Given problem: Retype everything in the listing, leaving each line exactly as it is.

Stored records
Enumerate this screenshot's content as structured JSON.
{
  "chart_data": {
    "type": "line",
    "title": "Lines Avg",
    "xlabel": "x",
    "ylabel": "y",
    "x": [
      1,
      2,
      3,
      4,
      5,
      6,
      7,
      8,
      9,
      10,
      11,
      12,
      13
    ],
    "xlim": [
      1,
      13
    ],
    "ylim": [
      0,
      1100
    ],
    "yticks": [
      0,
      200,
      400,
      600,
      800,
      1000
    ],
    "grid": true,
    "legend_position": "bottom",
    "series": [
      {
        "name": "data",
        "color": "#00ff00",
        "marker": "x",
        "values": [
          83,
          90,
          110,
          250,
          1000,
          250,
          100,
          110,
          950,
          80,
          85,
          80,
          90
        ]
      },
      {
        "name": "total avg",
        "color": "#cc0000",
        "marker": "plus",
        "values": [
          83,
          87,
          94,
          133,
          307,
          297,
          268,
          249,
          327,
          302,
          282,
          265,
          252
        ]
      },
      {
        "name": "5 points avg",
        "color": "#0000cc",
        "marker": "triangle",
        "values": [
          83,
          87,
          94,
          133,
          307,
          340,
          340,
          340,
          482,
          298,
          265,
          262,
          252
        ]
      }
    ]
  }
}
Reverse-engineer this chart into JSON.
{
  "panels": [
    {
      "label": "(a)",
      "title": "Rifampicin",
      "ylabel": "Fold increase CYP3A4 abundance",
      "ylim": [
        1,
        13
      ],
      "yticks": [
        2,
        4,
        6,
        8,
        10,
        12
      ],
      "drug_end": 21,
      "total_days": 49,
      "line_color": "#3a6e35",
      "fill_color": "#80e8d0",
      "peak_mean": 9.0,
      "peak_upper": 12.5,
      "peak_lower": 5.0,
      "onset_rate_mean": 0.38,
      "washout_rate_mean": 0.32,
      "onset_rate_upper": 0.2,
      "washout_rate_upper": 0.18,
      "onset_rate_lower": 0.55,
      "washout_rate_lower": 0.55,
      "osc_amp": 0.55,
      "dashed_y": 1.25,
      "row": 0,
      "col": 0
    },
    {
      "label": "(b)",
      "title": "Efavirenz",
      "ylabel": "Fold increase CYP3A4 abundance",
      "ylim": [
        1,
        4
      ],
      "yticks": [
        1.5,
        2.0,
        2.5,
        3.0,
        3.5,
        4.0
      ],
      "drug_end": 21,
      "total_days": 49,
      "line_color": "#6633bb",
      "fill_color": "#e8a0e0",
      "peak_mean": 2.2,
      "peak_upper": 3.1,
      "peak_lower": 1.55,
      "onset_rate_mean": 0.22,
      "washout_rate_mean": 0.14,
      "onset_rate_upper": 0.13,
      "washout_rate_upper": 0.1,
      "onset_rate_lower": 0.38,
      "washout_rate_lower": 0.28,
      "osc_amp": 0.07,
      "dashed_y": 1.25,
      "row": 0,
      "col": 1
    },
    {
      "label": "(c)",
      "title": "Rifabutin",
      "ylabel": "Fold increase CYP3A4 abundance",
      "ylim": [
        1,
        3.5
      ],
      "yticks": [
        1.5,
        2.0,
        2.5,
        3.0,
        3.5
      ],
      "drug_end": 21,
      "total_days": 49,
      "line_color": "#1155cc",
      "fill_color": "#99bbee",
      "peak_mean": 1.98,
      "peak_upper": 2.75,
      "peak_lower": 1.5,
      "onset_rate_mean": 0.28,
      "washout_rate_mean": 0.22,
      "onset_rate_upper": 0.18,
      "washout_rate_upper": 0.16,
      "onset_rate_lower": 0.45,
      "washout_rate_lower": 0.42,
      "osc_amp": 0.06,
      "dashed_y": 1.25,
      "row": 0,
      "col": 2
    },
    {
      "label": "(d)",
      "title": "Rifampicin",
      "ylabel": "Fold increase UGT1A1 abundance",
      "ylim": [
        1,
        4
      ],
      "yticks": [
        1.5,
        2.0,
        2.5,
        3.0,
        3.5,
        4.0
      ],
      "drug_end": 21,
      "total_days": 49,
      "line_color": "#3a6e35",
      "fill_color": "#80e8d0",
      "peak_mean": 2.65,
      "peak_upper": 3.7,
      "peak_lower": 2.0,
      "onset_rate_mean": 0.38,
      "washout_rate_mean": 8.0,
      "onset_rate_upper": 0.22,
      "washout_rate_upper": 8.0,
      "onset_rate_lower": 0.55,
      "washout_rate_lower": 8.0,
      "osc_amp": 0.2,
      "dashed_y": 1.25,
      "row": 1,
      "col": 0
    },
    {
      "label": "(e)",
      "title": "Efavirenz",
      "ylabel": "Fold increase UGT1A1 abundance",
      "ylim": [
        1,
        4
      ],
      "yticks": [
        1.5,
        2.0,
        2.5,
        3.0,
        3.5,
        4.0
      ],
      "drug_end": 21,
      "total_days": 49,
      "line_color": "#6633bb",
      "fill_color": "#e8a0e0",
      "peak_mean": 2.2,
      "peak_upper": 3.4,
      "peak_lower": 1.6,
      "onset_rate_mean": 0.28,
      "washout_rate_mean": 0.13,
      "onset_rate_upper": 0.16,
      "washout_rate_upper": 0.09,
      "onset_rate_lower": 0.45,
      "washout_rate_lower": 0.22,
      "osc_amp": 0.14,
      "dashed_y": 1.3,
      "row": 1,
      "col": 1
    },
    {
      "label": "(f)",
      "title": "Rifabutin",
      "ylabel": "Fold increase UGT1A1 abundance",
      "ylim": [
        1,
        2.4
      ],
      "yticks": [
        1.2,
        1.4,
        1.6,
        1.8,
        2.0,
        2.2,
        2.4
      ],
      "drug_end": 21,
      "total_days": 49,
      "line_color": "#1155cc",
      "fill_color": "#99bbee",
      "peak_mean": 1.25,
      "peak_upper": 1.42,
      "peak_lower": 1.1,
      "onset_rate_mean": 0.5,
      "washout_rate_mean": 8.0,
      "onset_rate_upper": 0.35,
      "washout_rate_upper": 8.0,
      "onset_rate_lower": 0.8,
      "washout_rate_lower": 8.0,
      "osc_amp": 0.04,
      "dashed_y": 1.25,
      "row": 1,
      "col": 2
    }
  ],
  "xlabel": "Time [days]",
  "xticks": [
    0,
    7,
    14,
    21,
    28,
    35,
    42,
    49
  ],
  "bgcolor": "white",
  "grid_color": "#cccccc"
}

Solution for this exercise:
Enumerate this screenshot's content as structured JSON.
{
  "chart_data": {
    "type": "line",
    "title": "Lines Avg",
    "xlabel": "x",
    "ylabel": "y",
    "x": [
      1,
      2,
      3,
      4,
      5,
      6,
      7,
      8,
      9,
      10,
      11,
      12,
      13
    ],
    "xlim": [
      1,
      13
    ],
    "ylim": [
      0,
      1100
    ],
    "yticks": [
      0,
      200,
      400,
      600,
      800,
      1000
    ],
    "grid": true,
    "legend_position": "bottom",
    "series": [
      {
        "name": "data",
        "color": "#00ff00",
        "marker": "x",
        "values": [
          83,
          90,
          110,
          250,
          1000,
          250,
          100,
          110,
          950,
          80,
          85,
          80,
          90
        ]
      },
      {
        "name": "total avg",
        "color": "#cc0000",
        "marker": "plus",
        "values": [
          83,
          87,
          94,
          133,
          307,
          297,
          268,
          249,
          327,
          302,
          282,
          265,
          252
        ]
      },
      {
        "name": "5 points avg",
        "color": "#0000cc",
        "marker": "triangle",
        "values": [
          83,
          87,
          94,
          133,
          307,
          340,
          340,
          340,
          482,
          298,
          265,
          262,
          252
        ]
      }
    ]
  }
}
Reverse-engineer this chart into JSON.
{
  "panels": [
    {
      "label": "(a)",
      "title": "Rifampicin",
      "ylabel": "Fold increase CYP3A4 abundance",
      "ylim": [
        1,
        13
      ],
      "yticks": [
        2,
        4,
        6,
        8,
        10,
        12
      ],
      "drug_end": 21,
      "total_days": 49,
      "line_color": "#3a6e35",
      "fill_color": "#80e8d0",
      "peak_mean": 9.0,
      "peak_upper": 12.5,
      "peak_lower": 5.0,
      "onset_rate_mean": 0.38,
      "washout_rate_mean": 0.32,
      "onset_rate_upper": 0.2,
      "washout_rate_upper": 0.18,
      "onset_rate_lower": 0.55,
      "washout_rate_lower": 0.55,
      "osc_amp": 0.55,
      "dashed_y": 1.25,
      "row": 0,
      "col": 0
    },
    {
      "label": "(b)",
      "title": "Efavirenz",
      "ylabel": "Fold increase CYP3A4 abundance",
      "ylim": [
        1,
        4
      ],
      "yticks": [
        1.5,
        2.0,
        2.5,
        3.0,
        3.5,
        4.0
      ],
      "drug_end": 21,
      "total_days": 49,
      "line_color": "#6633bb",
      "fill_color": "#e8a0e0",
      "peak_mean": 2.2,
      "peak_upper": 3.1,
      "peak_lower": 1.55,
      "onset_rate_mean": 0.22,
      "washout_rate_mean": 0.14,
      "onset_rate_upper": 0.13,
      "washout_rate_upper": 0.1,
      "onset_rate_lower": 0.38,
      "washout_rate_lower": 0.28,
      "osc_amp": 0.07,
      "dashed_y": 1.25,
      "row": 0,
      "col": 1
    },
    {
      "label": "(c)",
      "title": "Rifabutin",
      "ylabel": "Fold increase CYP3A4 abundance",
      "ylim": [
        1,
        3.5
      ],
      "yticks": [
        1.5,
        2.0,
        2.5,
        3.0,
        3.5
      ],
      "drug_end": 21,
      "total_days": 49,
      "line_color": "#1155cc",
      "fill_color": "#99bbee",
      "peak_mean": 1.98,
      "peak_upper": 2.75,
      "peak_lower": 1.5,
      "onset_rate_mean": 0.28,
      "washout_rate_mean": 0.22,
      "onset_rate_upper": 0.18,
      "washout_rate_upper": 0.16,
      "onset_rate_lower": 0.45,
      "washout_rate_lower": 0.42,
      "osc_amp": 0.06,
      "dashed_y": 1.25,
      "row": 0,
      "col": 2
    },
    {
      "label": "(d)",
      "title": "Rifampicin",
      "ylabel": "Fold increase UGT1A1 abundance",
      "ylim": [
        1,
        4
      ],
      "yticks": [
        1.5,
        2.0,
        2.5,
        3.0,
        3.5,
        4.0
      ],
      "drug_end": 21,
      "total_days": 49,
      "line_color": "#3a6e35",
      "fill_color": "#80e8d0",
      "peak_mean": 2.65,
      "peak_upper": 3.7,
      "peak_lower": 2.0,
      "onset_rate_mean": 0.38,
      "washout_rate_mean": 8.0,
      "onset_rate_upper": 0.22,
      "washout_rate_upper": 8.0,
      "onset_rate_lower": 0.55,
      "washout_rate_lower": 8.0,
      "osc_amp": 0.2,
      "dashed_y": 1.25,
      "row": 1,
      "col": 0
    },
    {
      "label": "(e)",
      "title": "Efavirenz",
      "ylabel": "Fold increase UGT1A1 abundance",
      "ylim": [
        1,
        4
      ],
      "yticks": [
        1.5,
        2.0,
        2.5,
        3.0,
        3.5,
        4.0
      ],
      "drug_end": 21,
      "total_days": 49,
      "line_color": "#6633bb",
      "fill_color": "#e8a0e0",
      "peak_mean": 2.2,
      "peak_upper": 3.4,
      "peak_lower": 1.6,
      "onset_rate_mean": 0.28,
      "washout_rate_mean": 0.13,
      "onset_rate_upper": 0.16,
      "washout_rate_upper": 0.09,
      "onset_rate_lower": 0.45,
      "washout_rate_lower": 0.22,
      "osc_amp": 0.14,
      "dashed_y": 1.3,
      "row": 1,
      "col": 1
    },
    {
      "label": "(f)",
      "title": "Rifabutin",
      "ylabel": "Fold increase UGT1A1 abundance",
      "ylim": [
        1,
        2.4
      ],
      "yticks": [
        1.2,
        1.4,
        1.6,
        1.8,
        2.0,
        2.2,
        2.4
      ],
      "drug_end": 21,
      "total_days": 49,
      "line_color": "#1155cc",
      "fill_color": "#99bbee",
      "peak_mean": 1.25,
      "peak_upper": 1.42,
      "peak_lower": 1.1,
      "onset_rate_mean": 0.5,
      "washout_rate_mean": 8.0,
      "onset_rate_upper": 0.35,
      "washout_rate_upper": 8.0,
      "onset_rate_lower": 0.8,
      "washout_rate_lower": 8.0,
      "osc_amp": 0.04,
      "dashed_y": 1.25,
      "row": 1,
      "col": 2
    }
  ],
  "xlabel": "Time [days]",
  "xticks": [
    0,
    7,
    14,
    21,
    28,
    35,
    42,
    49
  ],
  "bgcolor": "white",
  "grid_color": "#cccccc"
}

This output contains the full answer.